[Request] Collect each line holding the string "Número".

Dataset listings of figures:
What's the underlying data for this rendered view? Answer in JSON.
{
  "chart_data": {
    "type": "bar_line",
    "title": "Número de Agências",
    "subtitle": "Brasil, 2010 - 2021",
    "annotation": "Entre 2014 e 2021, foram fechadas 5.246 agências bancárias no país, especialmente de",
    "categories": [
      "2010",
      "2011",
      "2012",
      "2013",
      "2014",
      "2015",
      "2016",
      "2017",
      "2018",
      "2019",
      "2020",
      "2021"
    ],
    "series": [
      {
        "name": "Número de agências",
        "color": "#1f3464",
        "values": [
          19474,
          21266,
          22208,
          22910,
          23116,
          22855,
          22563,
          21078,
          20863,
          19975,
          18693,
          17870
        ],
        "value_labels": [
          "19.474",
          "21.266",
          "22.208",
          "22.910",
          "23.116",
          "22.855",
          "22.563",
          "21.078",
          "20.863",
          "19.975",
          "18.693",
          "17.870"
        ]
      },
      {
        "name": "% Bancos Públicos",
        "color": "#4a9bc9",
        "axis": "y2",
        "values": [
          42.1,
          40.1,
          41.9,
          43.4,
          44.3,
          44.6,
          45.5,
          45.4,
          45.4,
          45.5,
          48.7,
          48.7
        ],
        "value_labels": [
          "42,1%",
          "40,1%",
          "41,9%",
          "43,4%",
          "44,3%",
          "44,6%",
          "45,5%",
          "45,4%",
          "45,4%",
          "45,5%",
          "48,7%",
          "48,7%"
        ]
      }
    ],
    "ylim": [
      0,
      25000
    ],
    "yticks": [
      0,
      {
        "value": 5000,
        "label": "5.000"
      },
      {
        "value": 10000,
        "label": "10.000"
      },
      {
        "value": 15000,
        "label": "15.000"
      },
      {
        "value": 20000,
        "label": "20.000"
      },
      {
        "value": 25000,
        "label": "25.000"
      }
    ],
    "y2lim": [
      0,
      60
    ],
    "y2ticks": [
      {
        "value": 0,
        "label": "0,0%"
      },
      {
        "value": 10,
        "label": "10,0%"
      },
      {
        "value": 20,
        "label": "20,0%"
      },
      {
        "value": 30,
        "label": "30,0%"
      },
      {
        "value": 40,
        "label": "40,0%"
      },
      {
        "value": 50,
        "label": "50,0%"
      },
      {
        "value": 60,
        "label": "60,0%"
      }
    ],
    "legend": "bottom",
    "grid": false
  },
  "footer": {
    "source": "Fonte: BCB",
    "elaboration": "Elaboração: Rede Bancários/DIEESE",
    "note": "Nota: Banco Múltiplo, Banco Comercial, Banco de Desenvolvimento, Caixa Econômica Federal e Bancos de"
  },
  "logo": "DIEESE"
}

[Answer to the exercise]
    "title": "Número de Agências",
        "name": "Número de agências",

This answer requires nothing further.